• _What to produce_: Answer with one number only: the number of lines that contain "Españolas".

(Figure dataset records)
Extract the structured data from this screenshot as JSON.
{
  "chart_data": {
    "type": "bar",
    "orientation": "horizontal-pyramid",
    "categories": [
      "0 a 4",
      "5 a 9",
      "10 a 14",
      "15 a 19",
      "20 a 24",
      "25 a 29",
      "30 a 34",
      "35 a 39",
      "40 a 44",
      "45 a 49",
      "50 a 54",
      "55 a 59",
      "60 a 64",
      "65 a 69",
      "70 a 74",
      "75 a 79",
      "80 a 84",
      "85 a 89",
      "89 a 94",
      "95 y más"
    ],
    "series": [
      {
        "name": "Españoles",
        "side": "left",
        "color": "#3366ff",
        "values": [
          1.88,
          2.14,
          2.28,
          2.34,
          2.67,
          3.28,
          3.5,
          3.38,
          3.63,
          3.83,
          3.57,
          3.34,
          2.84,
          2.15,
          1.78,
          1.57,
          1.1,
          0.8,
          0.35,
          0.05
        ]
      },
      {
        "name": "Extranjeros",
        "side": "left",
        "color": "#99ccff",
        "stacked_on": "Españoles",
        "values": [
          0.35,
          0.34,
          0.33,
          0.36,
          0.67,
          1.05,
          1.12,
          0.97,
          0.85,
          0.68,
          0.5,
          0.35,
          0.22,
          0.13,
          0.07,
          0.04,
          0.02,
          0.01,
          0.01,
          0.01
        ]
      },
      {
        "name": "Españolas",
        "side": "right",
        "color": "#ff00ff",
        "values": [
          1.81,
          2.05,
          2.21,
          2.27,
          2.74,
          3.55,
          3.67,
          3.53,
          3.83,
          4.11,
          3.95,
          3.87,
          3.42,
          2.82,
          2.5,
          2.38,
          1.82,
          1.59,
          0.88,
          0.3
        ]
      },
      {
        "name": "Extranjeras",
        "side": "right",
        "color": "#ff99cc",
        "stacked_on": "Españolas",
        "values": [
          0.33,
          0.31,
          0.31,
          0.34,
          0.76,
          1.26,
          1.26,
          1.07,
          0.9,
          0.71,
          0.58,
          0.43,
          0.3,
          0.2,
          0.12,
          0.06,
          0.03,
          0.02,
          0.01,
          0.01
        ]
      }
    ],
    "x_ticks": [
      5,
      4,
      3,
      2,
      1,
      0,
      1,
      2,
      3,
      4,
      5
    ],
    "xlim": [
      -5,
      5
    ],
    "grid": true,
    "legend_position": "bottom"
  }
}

• _Solved problem_: 2